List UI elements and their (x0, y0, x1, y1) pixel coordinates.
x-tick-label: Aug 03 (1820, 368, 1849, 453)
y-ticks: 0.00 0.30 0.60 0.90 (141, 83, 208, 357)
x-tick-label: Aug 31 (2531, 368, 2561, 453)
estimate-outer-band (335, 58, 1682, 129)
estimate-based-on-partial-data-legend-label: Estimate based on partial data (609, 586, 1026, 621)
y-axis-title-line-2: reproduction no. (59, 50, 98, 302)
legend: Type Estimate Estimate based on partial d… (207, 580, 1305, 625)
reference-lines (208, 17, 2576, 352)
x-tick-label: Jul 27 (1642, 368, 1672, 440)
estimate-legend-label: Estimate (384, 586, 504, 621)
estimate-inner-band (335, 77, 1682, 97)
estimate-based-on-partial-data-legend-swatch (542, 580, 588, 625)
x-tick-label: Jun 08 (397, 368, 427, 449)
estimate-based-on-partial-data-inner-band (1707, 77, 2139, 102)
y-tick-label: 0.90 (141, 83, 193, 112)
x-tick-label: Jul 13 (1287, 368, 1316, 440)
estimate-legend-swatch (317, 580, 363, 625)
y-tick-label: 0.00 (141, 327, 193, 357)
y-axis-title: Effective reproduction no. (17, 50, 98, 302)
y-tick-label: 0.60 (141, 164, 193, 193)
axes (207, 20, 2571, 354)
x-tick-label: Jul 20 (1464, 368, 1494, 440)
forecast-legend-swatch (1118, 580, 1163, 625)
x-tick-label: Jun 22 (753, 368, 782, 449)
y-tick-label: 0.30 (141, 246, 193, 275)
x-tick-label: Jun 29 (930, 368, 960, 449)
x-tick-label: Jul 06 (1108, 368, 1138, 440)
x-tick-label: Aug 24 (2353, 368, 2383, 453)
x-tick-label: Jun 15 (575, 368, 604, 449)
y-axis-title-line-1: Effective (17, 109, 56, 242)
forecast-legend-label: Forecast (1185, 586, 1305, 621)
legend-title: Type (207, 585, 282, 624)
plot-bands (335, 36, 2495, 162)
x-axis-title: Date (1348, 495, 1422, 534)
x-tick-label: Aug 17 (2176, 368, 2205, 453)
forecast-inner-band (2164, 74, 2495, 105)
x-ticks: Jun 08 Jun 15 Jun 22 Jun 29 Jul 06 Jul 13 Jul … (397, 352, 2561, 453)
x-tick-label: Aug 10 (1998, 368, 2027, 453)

-=-=-=-=-

> TO DO:
Give every line of the item above as a JSON list of strings, with one string for each line and no blank lines.

> RESULT OF THIS TASK:
[
  "List UI elements and their (x0, y0, x1, y1) pixel coordinates.",
  "x-tick-label: Aug 03 (1820, 368, 1849, 453)",
  "y-ticks: 0.00 0.30 0.60 0.90 (141, 83, 208, 357)",
  "x-tick-label: Aug 31 (2531, 368, 2561, 453)",
  "estimate-outer-band (335, 58, 1682, 129)",
  "estimate-based-on-partial-data-legend-label: Estimate based on partial data (609, 586, 1026, 621)",
  "y-axis-title-line-2: reproduction no. (59, 50, 98, 302)",
  "legend: Type Estimate Estimate based on partial d… (207, 580, 1305, 625)",
  "reference-lines (208, 17, 2576, 352)",
  "x-tick-label: Jul 27 (1642, 368, 1672, 440)",
  "estimate-legend-label: Estimate (384, 586, 504, 621)",
  "estimate-inner-band (335, 77, 1682, 97)",
  "estimate-based-on-partial-data-legend-swatch (542, 580, 588, 625)",
  "x-tick-label: Jun 08 (397, 368, 427, 449)",
  "estimate-based-on-partial-data-inner-band (1707, 77, 2139, 102)",
  "y-tick-label: 0.90 (141, 83, 193, 112)",
  "x-tick-label: Jul 13 (1287, 368, 1316, 440)",
  "estimate-legend-swatch (317, 580, 363, 625)",
  "y-tick-label: 0.00 (141, 327, 193, 357)",
  "y-axis-title: Effective reproduction no. (17, 50, 98, 302)",
  "y-tick-label: 0.60 (141, 164, 193, 193)",
  "axes (207, 20, 2571, 354)",
  "x-tick-label: Jul 20 (1464, 368, 1494, 440)",
  "forecast-legend-swatch (1118, 580, 1163, 625)",
  "x-tick-label: Jun 22 (753, 368, 782, 449)",
  "y-tick-label: 0.30 (141, 246, 193, 275)",
  "x-tick-label: Jun 29 (930, 368, 960, 449)",
  "x-tick-label: Jul 06 (1108, 368, 1138, 440)",
  "x-tick-label: Aug 24 (2353, 368, 2383, 453)",
  "x-tick-label: Jun 15 (575, 368, 604, 449)",
  "y-axis-title-line-1: Effective (17, 109, 56, 242)",
  "forecast-legend-label: Forecast (1185, 586, 1305, 621)",
  "legend-title: Type (207, 585, 282, 624)",
  "plot-bands (335, 36, 2495, 162)",
  "x-axis-title: Date (1348, 495, 1422, 534)",
  "x-tick-label: Aug 17 (2176, 368, 2205, 453)",
  "forecast-inner-band (2164, 74, 2495, 105)",
  "x-ticks: Jun 08 Jun 15 Jun 22 Jun 29 Jul 06 Jul 13 Jul … (397, 352, 2561, 453)",
  "x-tick-label: Aug 10 (1998, 368, 2027, 453)"
]